Page text
════════
Health insurer Cigna Corp. will buy HealthSpring Inc. for about $3.8-billion (U.S.) to jump-start its business selling Medicare plans for the elderly.
The move represents a significant diversification for Cigna, which has largely focused its U.S. health plans on businesses. The company said it would issue new equity to cover about 20 per cent of the purchase price, with the rest funded by additional debt and cash.
“We view it as both a growth opportunity as well as a great marketplace to further differentiate,” Cigna chief executive David Cordani told reporters on a conference call.
Cigna plans to buy HealthSpring for $55 per share, a 37-per-cent premium over the closing price on Friday, the companies said in a statement Monday.
HealthSpring shares jumped 33 per cent to $53.68 in premarket trading, while Cigna rose 0.7 per cent to $45.03.
Shares of other health insurers that specialize in Medicare rose after the deal was announced. Humana Inc. rose 3.8 per cent, Universal American Corp. gained 2.4 per cent and WellCare Health Plans jumped 6.7 per cent.
“There are still a few larger plans in the industry that want to become bigger Medicare players, and the number of plans out there (both public and private) with more than 50,000 lives is relatively small,” Citigroup analyst Carl McDonald said in a research note.
Shares of Canadian pharmacy benefit manager SXC Health Solutions Corp., which has HealthSpring as a major customer, tumbled 14 per cent.
Investors have expected consolidation in the health insurance industry, but have also been concerned that the Obama administration and state insurance regulators could push back against deals that could threaten competition or drive premiums higher.
Asked whether the HealthSpring deal would face regulatory hurdles, Mr. Cordani said it was a “segment expansion” into an area where Cigna is not a large player and therefore should be manageable.
“It’s not a scale-based consolidation,” Mr. Cordani said. ”We’re obviously aware of the environment around scale-based consolidation.”
The companies plan to close the transaction in the first half of 2012.
HealthSpring has about 340,000 Medicare Advantage members in 11 states and the District of Columbia, as well as more than 800,000 enrollees in stand-alone Medicare prescription drug plans.
The deal values HealthSpring at a “relatively rich” $3,200 per member, compared with the current industry average of about $869, Wells Fargo analyst Peter Costa said, “showing that Medicare members appear to be worth more than typical commercial members.”
HealthSpring’s management, headed by CEO Herb Fritch, will now lead Cigna’s Medicare expansion.
Cigna expects the deal to add to its earnings per share in the first full year of operations. Separately, the insurer raised its forecast for 2011 adjusted earnings to a range of $5.05 to $5.30 per share from a previous view of $4.95 to $5.25.
Cigna’s financial adviser is Morgan Stanley, and its legal adviser is Davis Polk. Goldman Sachs & Co was the financial adviser to HealthSpring, whose legal advisers were Skadden, Arps, Slate, Meagher & Flom LLP and Bass, Berry & Sims PLC.
════════
Tasks to complete
- 1) Answer these questions from the article about Cigna buying HealthSpring:
(a) What price per share does Cigna plan to pay for HealthSpring?
(b) When do the companies plan to close the transaction?
(c) Which firm is Cigna's legal adviser?
- 2) Retype the article about Cigna buying HealthSpring, starting with "HealthSpring has about" and going on through "of $4.95 to $5.25.".
The rows have no connection to the article.

Data for document understanding
════════
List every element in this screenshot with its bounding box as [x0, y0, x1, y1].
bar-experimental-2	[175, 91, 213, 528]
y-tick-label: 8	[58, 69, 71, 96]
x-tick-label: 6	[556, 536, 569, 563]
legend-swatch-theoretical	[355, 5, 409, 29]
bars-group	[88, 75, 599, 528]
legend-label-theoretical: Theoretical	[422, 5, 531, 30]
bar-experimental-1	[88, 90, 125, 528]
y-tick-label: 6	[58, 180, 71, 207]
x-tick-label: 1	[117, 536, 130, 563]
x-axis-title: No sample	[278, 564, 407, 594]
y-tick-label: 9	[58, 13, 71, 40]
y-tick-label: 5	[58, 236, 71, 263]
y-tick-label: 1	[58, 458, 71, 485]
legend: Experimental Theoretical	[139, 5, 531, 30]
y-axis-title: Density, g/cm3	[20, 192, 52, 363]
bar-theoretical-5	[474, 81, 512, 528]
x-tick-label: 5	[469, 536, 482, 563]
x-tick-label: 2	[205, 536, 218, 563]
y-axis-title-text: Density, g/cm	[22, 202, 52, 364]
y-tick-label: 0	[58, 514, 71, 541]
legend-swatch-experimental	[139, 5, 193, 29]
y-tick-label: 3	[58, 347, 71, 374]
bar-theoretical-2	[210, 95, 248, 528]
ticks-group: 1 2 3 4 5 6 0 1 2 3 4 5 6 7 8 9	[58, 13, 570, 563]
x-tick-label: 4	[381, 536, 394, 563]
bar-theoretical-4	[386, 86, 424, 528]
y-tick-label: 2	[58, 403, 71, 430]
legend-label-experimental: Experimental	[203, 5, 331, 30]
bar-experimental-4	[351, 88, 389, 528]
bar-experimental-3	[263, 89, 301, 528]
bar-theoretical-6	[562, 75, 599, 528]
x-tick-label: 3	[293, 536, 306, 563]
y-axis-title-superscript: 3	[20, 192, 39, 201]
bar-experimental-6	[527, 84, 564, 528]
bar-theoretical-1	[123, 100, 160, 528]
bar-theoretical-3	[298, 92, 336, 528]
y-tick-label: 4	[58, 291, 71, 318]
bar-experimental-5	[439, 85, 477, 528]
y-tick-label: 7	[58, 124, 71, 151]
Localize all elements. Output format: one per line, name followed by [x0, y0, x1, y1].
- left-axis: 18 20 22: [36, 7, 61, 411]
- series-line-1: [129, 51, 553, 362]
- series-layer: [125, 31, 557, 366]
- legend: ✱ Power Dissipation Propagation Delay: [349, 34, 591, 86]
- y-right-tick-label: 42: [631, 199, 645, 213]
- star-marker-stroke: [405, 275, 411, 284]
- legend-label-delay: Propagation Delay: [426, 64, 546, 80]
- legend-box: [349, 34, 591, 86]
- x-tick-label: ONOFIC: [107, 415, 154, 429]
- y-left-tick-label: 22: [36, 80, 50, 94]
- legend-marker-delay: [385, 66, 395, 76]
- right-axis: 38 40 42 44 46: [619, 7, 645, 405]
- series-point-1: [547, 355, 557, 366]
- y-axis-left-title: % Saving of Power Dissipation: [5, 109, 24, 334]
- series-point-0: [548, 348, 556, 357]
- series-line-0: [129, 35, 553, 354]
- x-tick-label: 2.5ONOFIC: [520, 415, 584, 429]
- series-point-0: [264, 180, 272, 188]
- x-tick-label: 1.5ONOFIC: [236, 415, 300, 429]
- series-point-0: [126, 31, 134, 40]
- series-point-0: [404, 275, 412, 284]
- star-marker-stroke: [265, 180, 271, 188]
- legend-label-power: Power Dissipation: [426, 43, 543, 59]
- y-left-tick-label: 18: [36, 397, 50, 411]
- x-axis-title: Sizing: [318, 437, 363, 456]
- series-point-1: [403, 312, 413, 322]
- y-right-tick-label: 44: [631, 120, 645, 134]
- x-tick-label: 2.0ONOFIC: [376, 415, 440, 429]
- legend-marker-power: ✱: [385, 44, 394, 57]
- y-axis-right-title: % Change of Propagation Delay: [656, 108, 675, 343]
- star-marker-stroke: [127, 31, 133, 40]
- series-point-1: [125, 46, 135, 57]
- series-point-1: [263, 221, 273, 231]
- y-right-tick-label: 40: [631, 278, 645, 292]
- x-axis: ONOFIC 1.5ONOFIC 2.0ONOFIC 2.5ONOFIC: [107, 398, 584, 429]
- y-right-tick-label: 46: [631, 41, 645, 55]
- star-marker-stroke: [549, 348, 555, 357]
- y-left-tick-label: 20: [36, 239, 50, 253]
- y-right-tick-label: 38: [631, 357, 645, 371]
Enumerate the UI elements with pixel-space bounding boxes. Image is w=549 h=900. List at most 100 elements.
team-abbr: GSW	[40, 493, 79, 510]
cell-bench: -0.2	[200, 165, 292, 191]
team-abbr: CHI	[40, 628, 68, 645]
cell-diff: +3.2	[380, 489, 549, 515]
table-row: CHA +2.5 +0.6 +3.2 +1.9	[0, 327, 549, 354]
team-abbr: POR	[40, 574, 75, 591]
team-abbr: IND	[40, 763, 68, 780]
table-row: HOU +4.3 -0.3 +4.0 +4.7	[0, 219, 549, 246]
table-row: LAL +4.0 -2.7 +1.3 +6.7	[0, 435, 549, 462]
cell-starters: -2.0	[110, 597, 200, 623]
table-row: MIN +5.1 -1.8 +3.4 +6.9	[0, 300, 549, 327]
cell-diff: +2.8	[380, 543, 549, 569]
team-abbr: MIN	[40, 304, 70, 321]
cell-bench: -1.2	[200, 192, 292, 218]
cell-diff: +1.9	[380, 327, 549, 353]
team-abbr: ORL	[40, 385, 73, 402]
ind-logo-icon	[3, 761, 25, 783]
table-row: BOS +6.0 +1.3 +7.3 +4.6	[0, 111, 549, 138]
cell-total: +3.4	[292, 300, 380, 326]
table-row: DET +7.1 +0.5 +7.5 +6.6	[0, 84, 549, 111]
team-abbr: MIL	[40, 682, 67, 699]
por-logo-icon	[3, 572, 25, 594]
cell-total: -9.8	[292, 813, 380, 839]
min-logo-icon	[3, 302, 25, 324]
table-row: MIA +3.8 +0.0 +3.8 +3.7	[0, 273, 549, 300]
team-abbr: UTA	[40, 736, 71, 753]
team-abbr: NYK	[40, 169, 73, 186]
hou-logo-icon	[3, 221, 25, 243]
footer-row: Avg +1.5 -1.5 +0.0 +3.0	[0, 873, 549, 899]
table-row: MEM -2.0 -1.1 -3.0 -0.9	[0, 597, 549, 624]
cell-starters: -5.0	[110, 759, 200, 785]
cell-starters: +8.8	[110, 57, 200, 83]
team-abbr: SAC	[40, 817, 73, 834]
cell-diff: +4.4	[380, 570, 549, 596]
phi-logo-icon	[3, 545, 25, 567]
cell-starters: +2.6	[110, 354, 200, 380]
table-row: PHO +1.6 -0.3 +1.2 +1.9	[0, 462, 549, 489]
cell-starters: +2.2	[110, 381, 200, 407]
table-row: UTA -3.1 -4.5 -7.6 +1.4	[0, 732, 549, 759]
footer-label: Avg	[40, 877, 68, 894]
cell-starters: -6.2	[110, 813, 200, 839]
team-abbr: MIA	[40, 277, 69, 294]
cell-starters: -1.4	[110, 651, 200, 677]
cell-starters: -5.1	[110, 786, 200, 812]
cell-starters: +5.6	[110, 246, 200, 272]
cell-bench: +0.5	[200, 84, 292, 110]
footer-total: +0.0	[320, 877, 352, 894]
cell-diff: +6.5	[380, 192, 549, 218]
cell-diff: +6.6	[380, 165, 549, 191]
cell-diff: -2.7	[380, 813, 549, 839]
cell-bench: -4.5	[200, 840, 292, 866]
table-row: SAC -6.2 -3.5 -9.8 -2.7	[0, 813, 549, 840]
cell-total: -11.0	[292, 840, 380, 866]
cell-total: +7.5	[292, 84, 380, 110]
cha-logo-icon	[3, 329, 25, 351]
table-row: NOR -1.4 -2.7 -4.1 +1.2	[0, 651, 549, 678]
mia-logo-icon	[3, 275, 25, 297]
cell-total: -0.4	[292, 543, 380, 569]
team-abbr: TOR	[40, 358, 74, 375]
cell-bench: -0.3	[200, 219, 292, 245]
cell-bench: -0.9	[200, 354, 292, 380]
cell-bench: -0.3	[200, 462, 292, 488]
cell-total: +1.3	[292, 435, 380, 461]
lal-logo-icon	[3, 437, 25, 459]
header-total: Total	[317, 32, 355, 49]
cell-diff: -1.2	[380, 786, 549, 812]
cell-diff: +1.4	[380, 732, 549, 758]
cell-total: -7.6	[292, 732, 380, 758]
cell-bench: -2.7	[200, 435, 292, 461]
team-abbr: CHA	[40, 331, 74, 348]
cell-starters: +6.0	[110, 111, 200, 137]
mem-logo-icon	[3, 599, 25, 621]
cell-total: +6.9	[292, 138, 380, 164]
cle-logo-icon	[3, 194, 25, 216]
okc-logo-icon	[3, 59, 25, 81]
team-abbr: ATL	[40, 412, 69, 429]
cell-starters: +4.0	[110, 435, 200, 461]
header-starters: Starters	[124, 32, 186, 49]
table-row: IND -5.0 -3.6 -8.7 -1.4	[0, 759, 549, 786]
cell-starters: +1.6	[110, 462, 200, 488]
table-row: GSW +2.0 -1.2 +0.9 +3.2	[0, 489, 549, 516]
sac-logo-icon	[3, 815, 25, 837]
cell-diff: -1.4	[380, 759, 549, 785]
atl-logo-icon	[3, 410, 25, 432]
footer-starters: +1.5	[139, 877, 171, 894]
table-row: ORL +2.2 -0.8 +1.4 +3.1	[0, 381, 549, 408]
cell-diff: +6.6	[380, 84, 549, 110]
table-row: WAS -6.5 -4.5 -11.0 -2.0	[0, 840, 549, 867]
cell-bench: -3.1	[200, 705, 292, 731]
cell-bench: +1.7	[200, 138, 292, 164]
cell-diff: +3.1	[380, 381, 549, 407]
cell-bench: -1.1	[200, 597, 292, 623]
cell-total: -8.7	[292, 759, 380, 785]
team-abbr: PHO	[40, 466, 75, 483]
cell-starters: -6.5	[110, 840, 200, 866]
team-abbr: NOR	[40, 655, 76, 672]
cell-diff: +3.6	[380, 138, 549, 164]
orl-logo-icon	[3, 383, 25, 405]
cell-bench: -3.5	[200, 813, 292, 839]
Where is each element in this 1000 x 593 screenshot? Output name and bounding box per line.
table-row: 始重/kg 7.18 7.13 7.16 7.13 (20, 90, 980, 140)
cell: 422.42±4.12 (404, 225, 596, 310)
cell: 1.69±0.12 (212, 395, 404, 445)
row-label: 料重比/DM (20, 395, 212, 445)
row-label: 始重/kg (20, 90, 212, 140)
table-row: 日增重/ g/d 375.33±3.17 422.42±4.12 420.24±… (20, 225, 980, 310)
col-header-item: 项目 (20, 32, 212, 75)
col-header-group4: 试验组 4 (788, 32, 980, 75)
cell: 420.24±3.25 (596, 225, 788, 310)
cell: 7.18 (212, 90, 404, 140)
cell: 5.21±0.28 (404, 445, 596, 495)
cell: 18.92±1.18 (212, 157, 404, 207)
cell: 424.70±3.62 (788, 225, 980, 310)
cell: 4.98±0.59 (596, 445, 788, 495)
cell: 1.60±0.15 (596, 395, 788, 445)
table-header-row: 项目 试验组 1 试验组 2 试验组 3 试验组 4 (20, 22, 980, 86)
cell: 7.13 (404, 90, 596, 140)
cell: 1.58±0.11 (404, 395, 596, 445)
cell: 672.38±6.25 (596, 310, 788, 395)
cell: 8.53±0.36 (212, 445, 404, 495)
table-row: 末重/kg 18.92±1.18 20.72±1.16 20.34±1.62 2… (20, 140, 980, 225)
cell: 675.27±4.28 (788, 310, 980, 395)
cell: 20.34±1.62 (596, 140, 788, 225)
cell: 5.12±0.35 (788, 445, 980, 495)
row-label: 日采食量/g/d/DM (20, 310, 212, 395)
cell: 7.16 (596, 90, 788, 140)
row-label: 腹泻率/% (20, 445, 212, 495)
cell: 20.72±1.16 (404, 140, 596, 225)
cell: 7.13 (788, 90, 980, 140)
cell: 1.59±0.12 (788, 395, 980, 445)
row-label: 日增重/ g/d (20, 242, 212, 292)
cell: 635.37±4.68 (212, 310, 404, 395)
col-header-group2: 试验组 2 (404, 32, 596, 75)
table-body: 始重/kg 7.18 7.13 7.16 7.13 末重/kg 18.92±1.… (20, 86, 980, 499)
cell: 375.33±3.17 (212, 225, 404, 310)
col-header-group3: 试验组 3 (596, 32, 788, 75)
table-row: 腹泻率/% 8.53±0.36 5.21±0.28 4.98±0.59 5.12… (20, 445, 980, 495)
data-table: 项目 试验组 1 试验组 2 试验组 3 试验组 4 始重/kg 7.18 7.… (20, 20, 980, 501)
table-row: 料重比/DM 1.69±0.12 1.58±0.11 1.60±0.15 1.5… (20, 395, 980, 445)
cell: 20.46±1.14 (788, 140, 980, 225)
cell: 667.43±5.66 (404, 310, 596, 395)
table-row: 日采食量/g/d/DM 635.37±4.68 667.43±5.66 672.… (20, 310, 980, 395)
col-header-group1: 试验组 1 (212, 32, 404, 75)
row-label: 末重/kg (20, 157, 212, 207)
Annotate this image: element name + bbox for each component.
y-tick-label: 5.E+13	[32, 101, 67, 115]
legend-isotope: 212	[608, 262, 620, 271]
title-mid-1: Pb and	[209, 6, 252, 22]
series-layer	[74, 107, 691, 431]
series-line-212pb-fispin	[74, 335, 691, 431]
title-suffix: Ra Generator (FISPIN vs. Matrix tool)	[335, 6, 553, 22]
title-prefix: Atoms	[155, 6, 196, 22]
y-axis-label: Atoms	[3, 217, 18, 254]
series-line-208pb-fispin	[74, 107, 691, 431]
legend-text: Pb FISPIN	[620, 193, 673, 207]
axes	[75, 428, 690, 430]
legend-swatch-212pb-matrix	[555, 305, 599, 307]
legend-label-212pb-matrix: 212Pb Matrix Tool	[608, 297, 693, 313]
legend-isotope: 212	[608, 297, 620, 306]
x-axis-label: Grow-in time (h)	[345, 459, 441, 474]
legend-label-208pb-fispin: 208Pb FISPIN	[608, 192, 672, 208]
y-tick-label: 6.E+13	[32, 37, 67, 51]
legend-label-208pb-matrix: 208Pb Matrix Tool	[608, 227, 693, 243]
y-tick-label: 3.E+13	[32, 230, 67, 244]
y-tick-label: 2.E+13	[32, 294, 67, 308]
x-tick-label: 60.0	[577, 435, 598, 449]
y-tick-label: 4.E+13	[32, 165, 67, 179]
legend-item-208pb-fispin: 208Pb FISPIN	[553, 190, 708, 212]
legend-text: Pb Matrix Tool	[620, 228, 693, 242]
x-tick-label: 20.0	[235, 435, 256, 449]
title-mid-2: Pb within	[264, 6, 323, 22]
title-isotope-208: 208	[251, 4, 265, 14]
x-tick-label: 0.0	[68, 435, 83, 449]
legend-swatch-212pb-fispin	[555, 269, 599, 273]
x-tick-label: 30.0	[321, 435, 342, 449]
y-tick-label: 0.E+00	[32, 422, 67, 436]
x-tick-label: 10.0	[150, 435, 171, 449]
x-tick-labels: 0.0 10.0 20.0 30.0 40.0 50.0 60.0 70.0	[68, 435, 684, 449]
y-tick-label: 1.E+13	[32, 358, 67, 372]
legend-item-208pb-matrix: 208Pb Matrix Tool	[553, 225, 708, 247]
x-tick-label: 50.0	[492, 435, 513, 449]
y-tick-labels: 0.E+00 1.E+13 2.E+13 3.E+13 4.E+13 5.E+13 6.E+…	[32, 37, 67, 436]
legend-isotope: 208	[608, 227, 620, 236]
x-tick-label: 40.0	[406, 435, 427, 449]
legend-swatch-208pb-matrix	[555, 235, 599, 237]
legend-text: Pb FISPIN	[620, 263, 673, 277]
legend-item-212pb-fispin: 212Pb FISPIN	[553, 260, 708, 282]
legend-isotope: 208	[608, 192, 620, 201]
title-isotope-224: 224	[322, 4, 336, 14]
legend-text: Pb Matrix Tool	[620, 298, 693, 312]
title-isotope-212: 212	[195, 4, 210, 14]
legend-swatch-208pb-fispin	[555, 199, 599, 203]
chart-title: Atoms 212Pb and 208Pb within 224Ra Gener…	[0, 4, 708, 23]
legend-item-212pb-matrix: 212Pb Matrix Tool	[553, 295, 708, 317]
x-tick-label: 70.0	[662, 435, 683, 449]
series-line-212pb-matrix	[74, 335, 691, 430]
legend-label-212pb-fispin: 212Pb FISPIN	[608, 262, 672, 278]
════════
Exercise answers
- 1)
(a) $55 per share
(b) In the first half of 2012
(c) Davis Polk

- 2)
HealthSpring has about 340,000 Medicare Advantage members in 11 states and the District of Columbia, as well as more than 800,000 enrollees in stand-alone Medicare prescription drug plans.
The deal values HealthSpring at a “relatively rich” $3,200 per member, compared with the current industry average of about $869, Wells Fargo analyst Peter Costa said, “showing that Medicare members appear to be worth more than typical commercial members.”
HealthSpring’s management, headed by CEO Herb Fritch, will now lead Cigna’s Medicare expansion.
Cigna expects the deal to add to its earnings per share in the first full year of operations. Separately, the insurer raised its forecast for 2011 adjusted earnings to a range of $5.05 to $5.30 per share from a previous view of $4.95 to $5.25.